Provided text -
╭──
CS undergrads or engineering undergrads in general are all going to graduate with two or three AI classes. And those two or three AI classes with the right infrastructure in the company, the right way to gather features, the right way to specify your label data. If we have that ML platform in place, people with two or three strong classes are going to be able to deliver 70% of the models a company might need. Now that 30%, I think you're still going to need experts for a while.

I do. I just don't think you can need it like you used to need it where almost every expert had to have a PhD. Yeah. I actually resonate with that, Sam, in an interesting way. It's,

It sort of corroborates what we've been saying about what it takes to actually get impact at scale, which is like the technical stuff gets you only so far, but ultimately you got to change the way it's consumed and you got to change the way people work and the different modes of interaction between human and AI. And that's, I guess that's a lot of the humanities and the philosophy and the political science and how sort of the human works more so than what the algo does.
╰──
To do -
In the conversation above about AI education, what share of a company's models could people with two or three strong AI classes deliver if an ML platform is in place?

Material -
╭──
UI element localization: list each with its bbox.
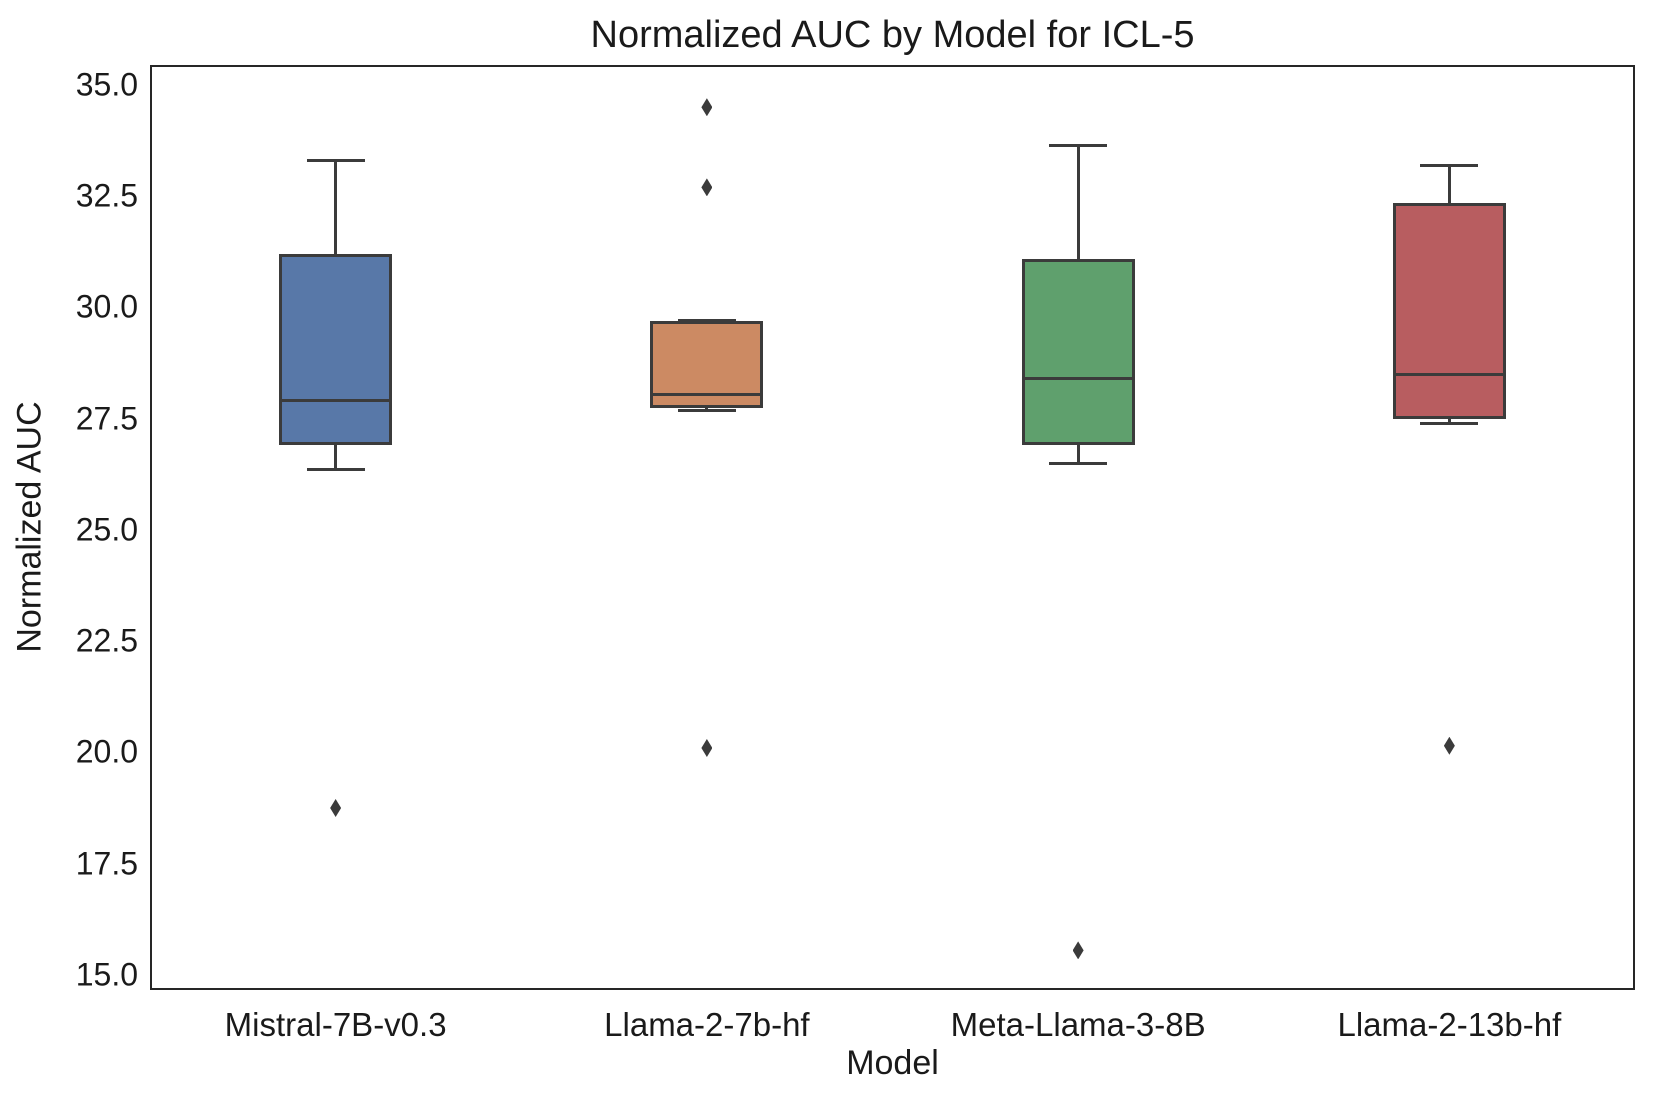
y-tick-label: 22.5 [75,622,138,659]
upper-whisker-cap [1049,143,1108,147]
y-tick-label: 32.5 [75,177,138,214]
chart-title: Normalized AUC by Model for ICL-5 [590,14,1195,56]
median-line [653,392,761,396]
y-tick-label: 27.5 [75,400,138,437]
upper-whisker [1447,165,1451,203]
lower-whisker [1076,445,1080,464]
lower-whisker-cap [306,468,365,472]
lower-whisker [1447,418,1451,424]
y-tick-label: 30.0 [75,288,138,325]
median-line [282,399,390,403]
iqr-box-meta-llama-3-8b [1021,258,1135,446]
x-tick-label-meta-llama-3-8b: Meta-Llama-3-8B [950,1006,1206,1043]
x-tick-label-mistral-7b-v0.3: Mistral-7B-v0.3 [224,1006,447,1043]
y-tick-label: 35.0 [75,66,138,103]
y-tick-label: 15.0 [75,956,138,993]
lower-whisker [705,407,709,411]
outlier-marker [1072,941,1084,960]
outlier-marker [1443,736,1455,755]
outlier-marker [701,738,713,757]
x-tick-label-llama-2-7b-hf: Llama-2-7b-hf [604,1006,810,1043]
y-tick-label: 17.5 [75,845,138,882]
y-axis-label: Normalized AUC [10,401,49,653]
lower-whisker-cap [677,409,736,413]
y-tick-label: 20.0 [75,733,138,770]
median-line [1024,377,1132,381]
outlier-marker [701,98,713,117]
x-axis-label: Model [846,1044,939,1082]
y-tick-label: 25.0 [75,511,138,548]
plot-area [150,65,1635,990]
median-line [1395,372,1503,376]
upper-whisker-cap [1420,163,1479,167]
lower-whisker-cap [1049,461,1108,465]
upper-whisker [1076,145,1080,259]
lower-whisker-cap [1420,421,1479,425]
lower-whisker [334,445,338,470]
iqr-box-mistral-7b-v0.3 [279,254,393,446]
upper-whisker [334,160,338,255]
x-tick-label-llama-2-13b-hf: Llama-2-13b-hf [1337,1006,1562,1043]
upper-whisker-cap [306,159,365,163]
iqr-box-llama-2-13b-hf [1392,202,1506,419]
outlier-marker [701,178,713,197]
outlier-marker [330,799,342,818]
╰──
Answer to this exercise -
70% of the models a company might need.